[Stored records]
────────
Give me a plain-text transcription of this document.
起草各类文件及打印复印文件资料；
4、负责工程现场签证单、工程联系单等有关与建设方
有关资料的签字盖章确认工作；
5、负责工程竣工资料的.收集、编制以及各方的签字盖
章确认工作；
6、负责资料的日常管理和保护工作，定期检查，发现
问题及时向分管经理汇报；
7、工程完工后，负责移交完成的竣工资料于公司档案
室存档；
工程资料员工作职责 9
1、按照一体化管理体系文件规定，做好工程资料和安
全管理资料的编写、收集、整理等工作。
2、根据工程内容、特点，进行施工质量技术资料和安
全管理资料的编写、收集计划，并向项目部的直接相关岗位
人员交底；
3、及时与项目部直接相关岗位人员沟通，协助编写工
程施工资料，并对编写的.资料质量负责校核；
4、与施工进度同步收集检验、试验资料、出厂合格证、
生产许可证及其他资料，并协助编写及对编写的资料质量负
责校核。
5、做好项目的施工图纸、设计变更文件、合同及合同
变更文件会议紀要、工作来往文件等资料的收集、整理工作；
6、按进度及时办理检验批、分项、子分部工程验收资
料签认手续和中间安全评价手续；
────────
THE EXERCISE: Give the listing above again, word for word.

SOLVED EXERCISE:
Give me a plain-text transcription of this document.
起草各类文件及打印复印文件资料；
4、负责工程现场签证单、工程联系单等有关与建设方
有关资料的签字盖章确认工作；
5、负责工程竣工资料的.收集、编制以及各方的签字盖
章确认工作；
6、负责资料的日常管理和保护工作，定期检查，发现
问题及时向分管经理汇报；
7、工程完工后，负责移交完成的竣工资料于公司档案
室存档；
工程资料员工作职责 9
1、按照一体化管理体系文件规定，做好工程资料和安
全管理资料的编写、收集、整理等工作。
2、根据工程内容、特点，进行施工质量技术资料和安
全管理资料的编写、收集计划，并向项目部的直接相关岗位
人员交底；
3、及时与项目部直接相关岗位人员沟通，协助编写工
程施工资料，并对编写的.资料质量负责校核；
4、与施工进度同步收集检验、试验资料、出厂合格证、
生产许可证及其他资料，并协助编写及对编写的资料质量负
责校核。
5、做好项目的施工图纸、设计变更文件、合同及合同
变更文件会议紀要、工作来往文件等资料的收集、整理工作；
6、按进度及时办理检验批、分项、子分部工程验收资
料签认手续和中间安全评价手续；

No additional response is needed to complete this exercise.